■ Objective ■
Type every record exactly as it appears.

■ Records supplied ■

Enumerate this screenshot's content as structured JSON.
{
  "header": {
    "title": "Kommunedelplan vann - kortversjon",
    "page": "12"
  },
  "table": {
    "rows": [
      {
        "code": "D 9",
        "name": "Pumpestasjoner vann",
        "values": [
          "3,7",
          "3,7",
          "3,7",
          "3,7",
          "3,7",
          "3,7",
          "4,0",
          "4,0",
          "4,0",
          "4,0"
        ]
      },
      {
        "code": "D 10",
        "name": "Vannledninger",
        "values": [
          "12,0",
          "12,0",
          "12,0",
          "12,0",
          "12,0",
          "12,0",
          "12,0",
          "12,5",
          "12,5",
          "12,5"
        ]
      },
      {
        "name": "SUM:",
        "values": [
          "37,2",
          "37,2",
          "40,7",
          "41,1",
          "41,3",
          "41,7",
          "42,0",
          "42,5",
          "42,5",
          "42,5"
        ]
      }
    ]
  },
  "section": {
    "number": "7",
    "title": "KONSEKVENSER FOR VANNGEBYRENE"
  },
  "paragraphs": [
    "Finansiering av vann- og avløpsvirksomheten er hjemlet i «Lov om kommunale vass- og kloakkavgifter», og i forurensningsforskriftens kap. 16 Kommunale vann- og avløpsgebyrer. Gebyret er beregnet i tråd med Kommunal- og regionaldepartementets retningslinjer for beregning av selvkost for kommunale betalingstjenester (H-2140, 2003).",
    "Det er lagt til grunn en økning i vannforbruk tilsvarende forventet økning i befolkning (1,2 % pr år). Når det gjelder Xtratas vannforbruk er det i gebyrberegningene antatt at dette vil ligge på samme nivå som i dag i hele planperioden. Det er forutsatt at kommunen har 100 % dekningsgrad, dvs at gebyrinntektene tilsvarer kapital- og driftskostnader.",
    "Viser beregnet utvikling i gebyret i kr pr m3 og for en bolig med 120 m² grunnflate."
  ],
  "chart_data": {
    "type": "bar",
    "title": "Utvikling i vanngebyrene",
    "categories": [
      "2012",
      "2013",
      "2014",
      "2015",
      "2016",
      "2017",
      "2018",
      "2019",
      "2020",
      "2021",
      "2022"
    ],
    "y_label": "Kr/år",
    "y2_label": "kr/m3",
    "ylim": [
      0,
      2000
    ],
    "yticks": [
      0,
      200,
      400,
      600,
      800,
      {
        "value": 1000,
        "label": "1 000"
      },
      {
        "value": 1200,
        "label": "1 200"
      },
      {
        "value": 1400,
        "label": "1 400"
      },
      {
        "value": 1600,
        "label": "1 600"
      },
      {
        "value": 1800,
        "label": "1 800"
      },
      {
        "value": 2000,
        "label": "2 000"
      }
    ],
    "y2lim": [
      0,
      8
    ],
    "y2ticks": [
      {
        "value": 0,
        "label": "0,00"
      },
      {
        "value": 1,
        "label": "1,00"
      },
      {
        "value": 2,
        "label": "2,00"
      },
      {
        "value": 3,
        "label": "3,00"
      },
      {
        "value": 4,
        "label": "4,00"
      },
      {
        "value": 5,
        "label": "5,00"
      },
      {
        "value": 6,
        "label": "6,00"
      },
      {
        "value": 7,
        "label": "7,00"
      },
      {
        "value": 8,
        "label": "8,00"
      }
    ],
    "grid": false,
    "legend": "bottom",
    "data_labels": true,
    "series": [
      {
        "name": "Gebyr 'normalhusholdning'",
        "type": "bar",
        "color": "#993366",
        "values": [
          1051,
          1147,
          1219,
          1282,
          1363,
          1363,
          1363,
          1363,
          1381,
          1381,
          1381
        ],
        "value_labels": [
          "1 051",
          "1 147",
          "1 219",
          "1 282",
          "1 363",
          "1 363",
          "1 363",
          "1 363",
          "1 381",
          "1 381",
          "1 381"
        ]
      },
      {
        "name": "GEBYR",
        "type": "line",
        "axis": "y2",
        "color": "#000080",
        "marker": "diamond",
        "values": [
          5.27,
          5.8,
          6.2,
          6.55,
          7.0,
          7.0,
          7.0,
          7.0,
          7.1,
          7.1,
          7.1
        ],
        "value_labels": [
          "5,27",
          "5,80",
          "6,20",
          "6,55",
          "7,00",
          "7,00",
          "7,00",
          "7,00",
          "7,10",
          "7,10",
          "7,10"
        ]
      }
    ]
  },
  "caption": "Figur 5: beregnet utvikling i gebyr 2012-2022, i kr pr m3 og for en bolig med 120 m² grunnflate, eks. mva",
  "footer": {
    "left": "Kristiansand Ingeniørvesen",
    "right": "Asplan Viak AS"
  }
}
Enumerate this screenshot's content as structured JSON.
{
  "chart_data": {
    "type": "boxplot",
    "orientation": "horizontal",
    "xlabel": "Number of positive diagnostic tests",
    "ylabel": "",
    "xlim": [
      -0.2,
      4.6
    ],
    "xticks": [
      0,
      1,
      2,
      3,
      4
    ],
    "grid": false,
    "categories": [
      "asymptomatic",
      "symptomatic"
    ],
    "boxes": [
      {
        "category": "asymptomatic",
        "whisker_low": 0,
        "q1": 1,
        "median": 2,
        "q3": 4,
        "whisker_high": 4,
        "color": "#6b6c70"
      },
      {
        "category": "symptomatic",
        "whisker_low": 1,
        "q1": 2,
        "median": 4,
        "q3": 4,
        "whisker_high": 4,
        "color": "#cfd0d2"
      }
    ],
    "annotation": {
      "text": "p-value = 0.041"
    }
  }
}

■ Exercise output ■
Enumerate this screenshot's content as structured JSON.
{
  "header": {
    "title": "Kommunedelplan vann - kortversjon",
    "page": "12"
  },
  "table": {
    "rows": [
      {
        "code": "D 9",
        "name": "Pumpestasjoner vann",
        "values": [
          "3,7",
          "3,7",
          "3,7",
          "3,7",
          "3,7",
          "3,7",
          "4,0",
          "4,0",
          "4,0",
          "4,0"
        ]
      },
      {
        "code": "D 10",
        "name": "Vannledninger",
        "values": [
          "12,0",
          "12,0",
          "12,0",
          "12,0",
          "12,0",
          "12,0",
          "12,0",
          "12,5",
          "12,5",
          "12,5"
        ]
      },
      {
        "name": "SUM:",
        "values": [
          "37,2",
          "37,2",
          "40,7",
          "41,1",
          "41,3",
          "41,7",
          "42,0",
          "42,5",
          "42,5",
          "42,5"
        ]
      }
    ]
  },
  "section": {
    "number": "7",
    "title": "KONSEKVENSER FOR VANNGEBYRENE"
  },
  "paragraphs": [
    "Finansiering av vann- og avløpsvirksomheten er hjemlet i «Lov om kommunale vass- og kloakkavgifter», og i forurensningsforskriftens kap. 16 Kommunale vann- og avløpsgebyrer. Gebyret er beregnet i tråd med Kommunal- og regionaldepartementets retningslinjer for beregning av selvkost for kommunale betalingstjenester (H-2140, 2003).",
    "Det er lagt til grunn en økning i vannforbruk tilsvarende forventet økning i befolkning (1,2 % pr år). Når det gjelder Xtratas vannforbruk er det i gebyrberegningene antatt at dette vil ligge på samme nivå som i dag i hele planperioden. Det er forutsatt at kommunen har 100 % dekningsgrad, dvs at gebyrinntektene tilsvarer kapital- og driftskostnader.",
    "Viser beregnet utvikling i gebyret i kr pr m3 og for en bolig med 120 m² grunnflate."
  ],
  "chart_data": {
    "type": "bar",
    "title": "Utvikling i vanngebyrene",
    "categories": [
      "2012",
      "2013",
      "2014",
      "2015",
      "2016",
      "2017",
      "2018",
      "2019",
      "2020",
      "2021",
      "2022"
    ],
    "y_label": "Kr/år",
    "y2_label": "kr/m3",
    "ylim": [
      0,
      2000
    ],
    "yticks": [
      0,
      200,
      400,
      600,
      800,
      {
        "value": 1000,
        "label": "1 000"
      },
      {
        "value": 1200,
        "label": "1 200"
      },
      {
        "value": 1400,
        "label": "1 400"
      },
      {
        "value": 1600,
        "label": "1 600"
      },
      {
        "value": 1800,
        "label": "1 800"
      },
      {
        "value": 2000,
        "label": "2 000"
      }
    ],
    "y2lim": [
      0,
      8
    ],
    "y2ticks": [
      {
        "value": 0,
        "label": "0,00"
      },
      {
        "value": 1,
        "label": "1,00"
      },
      {
        "value": 2,
        "label": "2,00"
      },
      {
        "value": 3,
        "label": "3,00"
      },
      {
        "value": 4,
        "label": "4,00"
      },
      {
        "value": 5,
        "label": "5,00"
      },
      {
        "value": 6,
        "label": "6,00"
      },
      {
        "value": 7,
        "label": "7,00"
      },
      {
        "value": 8,
        "label": "8,00"
      }
    ],
    "grid": false,
    "legend": "bottom",
    "data_labels": true,
    "series": [
      {
        "name": "Gebyr 'normalhusholdning'",
        "type": "bar",
        "color": "#993366",
        "values": [
          1051,
          1147,
          1219,
          1282,
          1363,
          1363,
          1363,
          1363,
          1381,
          1381,
          1381
        ],
        "value_labels": [
          "1 051",
          "1 147",
          "1 219",
          "1 282",
          "1 363",
          "1 363",
          "1 363",
          "1 363",
          "1 381",
          "1 381",
          "1 381"
        ]
      },
      {
        "name": "GEBYR",
        "type": "line",
        "axis": "y2",
        "color": "#000080",
        "marker": "diamond",
        "values": [
          5.27,
          5.8,
          6.2,
          6.55,
          7.0,
          7.0,
          7.0,
          7.0,
          7.1,
          7.1,
          7.1
        ],
        "value_labels": [
          "5,27",
          "5,80",
          "6,20",
          "6,55",
          "7,00",
          "7,00",
          "7,00",
          "7,00",
          "7,10",
          "7,10",
          "7,10"
        ]
      }
    ]
  },
  "caption": "Figur 5: beregnet utvikling i gebyr 2012-2022, i kr pr m3 og for en bolig med 120 m² grunnflate, eks. mva",
  "footer": {
    "left": "Kristiansand Ingeniørvesen",
    "right": "Asplan Viak AS"
  }
}
Enumerate this screenshot's content as structured JSON.
{
  "chart_data": {
    "type": "boxplot",
    "orientation": "horizontal",
    "xlabel": "Number of positive diagnostic tests",
    "ylabel": "",
    "xlim": [
      -0.2,
      4.6
    ],
    "xticks": [
      0,
      1,
      2,
      3,
      4
    ],
    "grid": false,
    "categories": [
      "asymptomatic",
      "symptomatic"
    ],
    "boxes": [
      {
        "category": "asymptomatic",
        "whisker_low": 0,
        "q1": 1,
        "median": 2,
        "q3": 4,
        "whisker_high": 4,
        "color": "#6b6c70"
      },
      {
        "category": "symptomatic",
        "whisker_low": 1,
        "q1": 2,
        "median": 4,
        "q3": 4,
        "whisker_high": 4,
        "color": "#cfd0d2"
      }
    ],
    "annotation": {
      "text": "p-value = 0.041"
    }
  }
}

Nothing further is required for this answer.